Copy the material below, swapping each "speech bubble" for "callout" and changing nothing else.
┄┄┄┄┄┄┄┄┄┄
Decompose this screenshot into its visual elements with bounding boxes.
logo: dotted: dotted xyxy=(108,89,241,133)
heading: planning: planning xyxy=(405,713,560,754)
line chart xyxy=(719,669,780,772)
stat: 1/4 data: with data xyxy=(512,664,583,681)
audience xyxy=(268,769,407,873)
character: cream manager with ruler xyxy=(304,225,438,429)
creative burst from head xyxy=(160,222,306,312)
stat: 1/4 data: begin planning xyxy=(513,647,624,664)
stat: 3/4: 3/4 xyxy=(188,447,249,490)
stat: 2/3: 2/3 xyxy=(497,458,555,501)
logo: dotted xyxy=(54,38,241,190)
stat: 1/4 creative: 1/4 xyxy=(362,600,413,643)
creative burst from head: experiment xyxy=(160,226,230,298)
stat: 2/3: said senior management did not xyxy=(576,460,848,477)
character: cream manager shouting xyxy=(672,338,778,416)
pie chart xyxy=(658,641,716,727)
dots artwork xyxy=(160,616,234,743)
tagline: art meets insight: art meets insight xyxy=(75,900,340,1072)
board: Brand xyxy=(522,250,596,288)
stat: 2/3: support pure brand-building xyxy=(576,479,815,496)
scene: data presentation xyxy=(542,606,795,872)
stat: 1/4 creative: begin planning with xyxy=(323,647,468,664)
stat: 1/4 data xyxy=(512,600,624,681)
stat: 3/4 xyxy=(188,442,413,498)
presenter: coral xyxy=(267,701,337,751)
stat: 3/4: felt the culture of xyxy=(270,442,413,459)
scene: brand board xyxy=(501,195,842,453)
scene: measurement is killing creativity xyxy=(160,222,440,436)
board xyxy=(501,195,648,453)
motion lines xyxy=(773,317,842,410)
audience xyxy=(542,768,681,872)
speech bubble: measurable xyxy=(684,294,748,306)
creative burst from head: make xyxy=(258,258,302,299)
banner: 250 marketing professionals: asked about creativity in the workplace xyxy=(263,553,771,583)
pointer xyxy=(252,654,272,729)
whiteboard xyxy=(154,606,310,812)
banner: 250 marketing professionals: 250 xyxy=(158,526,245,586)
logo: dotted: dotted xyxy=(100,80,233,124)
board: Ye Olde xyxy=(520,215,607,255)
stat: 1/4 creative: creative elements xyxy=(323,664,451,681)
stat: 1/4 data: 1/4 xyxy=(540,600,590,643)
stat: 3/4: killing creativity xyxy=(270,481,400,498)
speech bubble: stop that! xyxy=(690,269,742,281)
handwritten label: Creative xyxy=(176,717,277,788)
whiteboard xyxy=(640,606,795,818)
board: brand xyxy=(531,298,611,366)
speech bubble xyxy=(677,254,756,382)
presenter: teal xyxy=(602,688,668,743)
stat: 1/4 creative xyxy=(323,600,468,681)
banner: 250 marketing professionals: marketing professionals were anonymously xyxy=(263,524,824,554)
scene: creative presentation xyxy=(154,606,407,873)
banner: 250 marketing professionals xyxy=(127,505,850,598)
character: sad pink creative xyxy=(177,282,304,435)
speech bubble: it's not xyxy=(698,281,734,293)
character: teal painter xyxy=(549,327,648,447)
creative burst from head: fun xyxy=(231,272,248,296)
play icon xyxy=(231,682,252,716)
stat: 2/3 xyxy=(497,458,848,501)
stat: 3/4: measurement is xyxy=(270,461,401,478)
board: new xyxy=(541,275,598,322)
┄┄┄┄┄┄┄┄┄┄
§ WORKED SOLUTION:
Decompose this screenshot into its visual elements with bounding boxes.
logo: dotted: dotted xyxy=(108,89,241,133)
heading: planning: planning xyxy=(405,713,560,754)
line chart xyxy=(719,669,780,772)
stat: 1/4 data: with data xyxy=(512,664,583,681)
audience xyxy=(268,769,407,873)
character: cream manager with ruler xyxy=(304,225,438,429)
creative burst from head xyxy=(160,222,306,312)
stat: 1/4 data: begin planning xyxy=(513,647,624,664)
stat: 3/4: 3/4 xyxy=(188,447,249,490)
stat: 2/3: 2/3 xyxy=(497,458,555,501)
logo: dotted xyxy=(54,38,241,190)
stat: 1/4 creative: 1/4 xyxy=(362,600,413,643)
creative burst from head: experiment xyxy=(160,226,230,298)
stat: 2/3: said senior management did not xyxy=(576,460,848,477)
character: cream manager shouting xyxy=(672,338,778,416)
pie chart xyxy=(658,641,716,727)
dots artwork xyxy=(160,616,234,743)
tagline: art meets insight: art meets insight xyxy=(75,900,340,1072)
board: Brand xyxy=(522,250,596,288)
stat: 2/3: support pure brand-building xyxy=(576,479,815,496)
scene: data presentation xyxy=(542,606,795,872)
stat: 1/4 creative: begin planning with xyxy=(323,647,468,664)
stat: 1/4 data xyxy=(512,600,624,681)
stat: 3/4 xyxy=(188,442,413,498)
presenter: coral xyxy=(267,701,337,751)
stat: 3/4: felt the culture of xyxy=(270,442,413,459)
scene: brand board xyxy=(501,195,842,453)
scene: measurement is killing creativity xyxy=(160,222,440,436)
board xyxy=(501,195,648,453)
motion lines xyxy=(773,317,842,410)
audience xyxy=(542,768,681,872)
callout: measurable xyxy=(684,294,748,306)
creative burst from head: make xyxy=(258,258,302,299)
banner: 250 marketing professionals: asked about creativity in the workplace xyxy=(263,553,771,583)
pointer xyxy=(252,654,272,729)
whiteboard xyxy=(154,606,310,812)
banner: 250 marketing professionals: 250 xyxy=(158,526,245,586)
logo: dotted: dotted xyxy=(100,80,233,124)
board: Ye Olde xyxy=(520,215,607,255)
stat: 1/4 creative: creative elements xyxy=(323,664,451,681)
stat: 1/4 data: 1/4 xyxy=(540,600,590,643)
stat: 3/4: killing creativity xyxy=(270,481,400,498)
callout: stop that! xyxy=(690,269,742,281)
handwritten label: Creative xyxy=(176,717,277,788)
whiteboard xyxy=(640,606,795,818)
board: brand xyxy=(531,298,611,366)
callout xyxy=(677,254,756,382)
presenter: teal xyxy=(602,688,668,743)
stat: 1/4 creative xyxy=(323,600,468,681)
banner: 250 marketing professionals: marketing professionals were anonymously xyxy=(263,524,824,554)
scene: creative presentation xyxy=(154,606,407,873)
banner: 250 marketing professionals xyxy=(127,505,850,598)
character: sad pink creative xyxy=(177,282,304,435)
callout: it's not xyxy=(698,281,734,293)
character: teal painter xyxy=(549,327,648,447)
creative burst from head: fun xyxy=(231,272,248,296)
play icon xyxy=(231,682,252,716)
stat: 2/3 xyxy=(497,458,848,501)
stat: 3/4: measurement is xyxy=(270,461,401,478)
board: new xyxy=(541,275,598,322)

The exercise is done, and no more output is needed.